Dataset excerpts:
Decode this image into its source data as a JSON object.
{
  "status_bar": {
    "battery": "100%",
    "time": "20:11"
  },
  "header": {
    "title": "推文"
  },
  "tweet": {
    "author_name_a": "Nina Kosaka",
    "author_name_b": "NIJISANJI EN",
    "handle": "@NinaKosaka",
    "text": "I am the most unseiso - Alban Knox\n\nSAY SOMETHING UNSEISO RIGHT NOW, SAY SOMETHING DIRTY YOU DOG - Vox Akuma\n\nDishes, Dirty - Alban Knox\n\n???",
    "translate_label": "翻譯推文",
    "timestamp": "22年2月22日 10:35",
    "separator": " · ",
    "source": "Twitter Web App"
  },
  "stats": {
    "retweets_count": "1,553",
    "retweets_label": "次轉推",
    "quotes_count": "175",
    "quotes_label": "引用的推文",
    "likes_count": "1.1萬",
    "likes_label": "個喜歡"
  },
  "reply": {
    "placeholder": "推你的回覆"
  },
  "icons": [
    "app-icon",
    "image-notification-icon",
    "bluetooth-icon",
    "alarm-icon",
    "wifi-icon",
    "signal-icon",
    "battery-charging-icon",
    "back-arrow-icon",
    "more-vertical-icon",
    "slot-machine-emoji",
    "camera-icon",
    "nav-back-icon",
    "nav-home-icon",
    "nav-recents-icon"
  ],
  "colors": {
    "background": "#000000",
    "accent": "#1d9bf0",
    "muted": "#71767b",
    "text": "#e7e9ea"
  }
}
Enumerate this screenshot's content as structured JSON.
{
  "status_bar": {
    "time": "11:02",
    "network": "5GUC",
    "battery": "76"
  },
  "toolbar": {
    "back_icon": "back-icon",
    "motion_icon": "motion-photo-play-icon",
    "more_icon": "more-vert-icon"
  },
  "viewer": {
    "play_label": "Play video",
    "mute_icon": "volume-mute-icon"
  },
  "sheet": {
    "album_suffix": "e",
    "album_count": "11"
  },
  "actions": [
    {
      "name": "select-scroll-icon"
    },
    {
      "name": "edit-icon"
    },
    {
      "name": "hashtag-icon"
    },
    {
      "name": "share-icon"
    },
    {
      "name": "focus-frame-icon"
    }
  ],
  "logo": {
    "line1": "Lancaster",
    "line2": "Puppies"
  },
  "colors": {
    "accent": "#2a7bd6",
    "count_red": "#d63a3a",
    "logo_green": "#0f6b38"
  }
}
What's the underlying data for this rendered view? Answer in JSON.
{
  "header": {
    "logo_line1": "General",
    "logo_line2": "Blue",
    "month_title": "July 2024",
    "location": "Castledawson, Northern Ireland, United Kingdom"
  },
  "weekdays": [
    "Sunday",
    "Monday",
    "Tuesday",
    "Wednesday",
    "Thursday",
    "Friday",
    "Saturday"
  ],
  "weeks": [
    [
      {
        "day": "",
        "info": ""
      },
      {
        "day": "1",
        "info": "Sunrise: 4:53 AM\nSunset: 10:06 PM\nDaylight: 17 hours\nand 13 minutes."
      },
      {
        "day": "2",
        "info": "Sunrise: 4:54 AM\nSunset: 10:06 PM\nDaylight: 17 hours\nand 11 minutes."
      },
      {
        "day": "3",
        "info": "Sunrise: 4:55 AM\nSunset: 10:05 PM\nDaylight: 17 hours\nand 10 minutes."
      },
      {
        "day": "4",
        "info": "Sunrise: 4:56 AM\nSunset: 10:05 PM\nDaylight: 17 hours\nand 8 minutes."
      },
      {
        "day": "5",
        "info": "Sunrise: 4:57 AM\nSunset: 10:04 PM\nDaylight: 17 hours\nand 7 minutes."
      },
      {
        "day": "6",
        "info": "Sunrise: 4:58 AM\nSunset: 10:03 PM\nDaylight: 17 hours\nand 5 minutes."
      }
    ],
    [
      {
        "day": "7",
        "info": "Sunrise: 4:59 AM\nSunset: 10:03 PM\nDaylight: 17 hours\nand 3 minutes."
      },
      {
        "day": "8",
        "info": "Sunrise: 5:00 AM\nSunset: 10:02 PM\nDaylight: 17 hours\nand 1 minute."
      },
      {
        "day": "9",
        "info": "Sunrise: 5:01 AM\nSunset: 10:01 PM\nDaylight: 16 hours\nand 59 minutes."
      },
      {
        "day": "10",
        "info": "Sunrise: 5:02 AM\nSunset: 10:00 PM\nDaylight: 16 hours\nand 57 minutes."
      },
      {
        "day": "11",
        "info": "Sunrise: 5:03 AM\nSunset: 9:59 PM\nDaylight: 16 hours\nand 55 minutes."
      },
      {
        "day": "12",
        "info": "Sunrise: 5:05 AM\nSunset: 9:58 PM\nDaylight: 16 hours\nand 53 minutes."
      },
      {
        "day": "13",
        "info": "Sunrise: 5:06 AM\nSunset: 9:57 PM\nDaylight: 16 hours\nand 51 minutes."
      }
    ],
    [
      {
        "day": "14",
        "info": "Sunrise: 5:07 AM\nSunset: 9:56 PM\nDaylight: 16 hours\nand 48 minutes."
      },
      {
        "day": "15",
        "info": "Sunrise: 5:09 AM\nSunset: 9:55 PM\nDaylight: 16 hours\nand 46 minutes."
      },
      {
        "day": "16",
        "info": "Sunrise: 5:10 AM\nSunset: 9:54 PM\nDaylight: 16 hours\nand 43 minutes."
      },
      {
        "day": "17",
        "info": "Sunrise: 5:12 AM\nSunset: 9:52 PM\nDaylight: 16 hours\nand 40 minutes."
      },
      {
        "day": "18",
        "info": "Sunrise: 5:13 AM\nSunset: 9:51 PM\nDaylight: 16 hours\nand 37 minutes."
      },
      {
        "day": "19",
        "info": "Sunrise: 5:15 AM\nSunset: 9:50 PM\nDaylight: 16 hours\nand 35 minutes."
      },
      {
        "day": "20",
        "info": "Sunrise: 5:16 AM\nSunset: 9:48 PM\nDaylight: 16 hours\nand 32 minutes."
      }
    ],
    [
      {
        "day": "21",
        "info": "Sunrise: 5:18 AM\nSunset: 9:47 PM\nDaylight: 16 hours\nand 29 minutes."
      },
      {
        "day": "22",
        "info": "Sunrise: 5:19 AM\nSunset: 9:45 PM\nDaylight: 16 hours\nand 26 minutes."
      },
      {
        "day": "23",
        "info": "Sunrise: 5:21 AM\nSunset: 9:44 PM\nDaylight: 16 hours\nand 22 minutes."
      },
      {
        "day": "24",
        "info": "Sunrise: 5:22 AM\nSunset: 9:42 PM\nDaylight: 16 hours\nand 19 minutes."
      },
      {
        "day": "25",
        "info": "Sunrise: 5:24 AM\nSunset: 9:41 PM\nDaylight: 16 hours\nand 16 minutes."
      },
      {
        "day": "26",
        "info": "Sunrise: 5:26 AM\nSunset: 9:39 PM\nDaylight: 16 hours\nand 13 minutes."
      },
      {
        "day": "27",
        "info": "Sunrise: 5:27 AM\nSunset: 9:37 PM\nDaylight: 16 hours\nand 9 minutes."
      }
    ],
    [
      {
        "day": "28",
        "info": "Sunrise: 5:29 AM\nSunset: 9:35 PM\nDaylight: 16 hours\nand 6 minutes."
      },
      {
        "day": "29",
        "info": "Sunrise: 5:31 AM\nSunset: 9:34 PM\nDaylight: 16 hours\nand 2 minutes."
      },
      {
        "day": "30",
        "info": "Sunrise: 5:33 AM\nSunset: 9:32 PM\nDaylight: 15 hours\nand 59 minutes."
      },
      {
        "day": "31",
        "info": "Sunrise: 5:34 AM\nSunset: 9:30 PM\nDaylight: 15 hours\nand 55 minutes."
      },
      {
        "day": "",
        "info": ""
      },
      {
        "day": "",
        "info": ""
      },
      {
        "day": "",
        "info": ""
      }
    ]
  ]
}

Exercise objective:
Only the number is wanted: how many lines contain the string "source"?

Written response:
2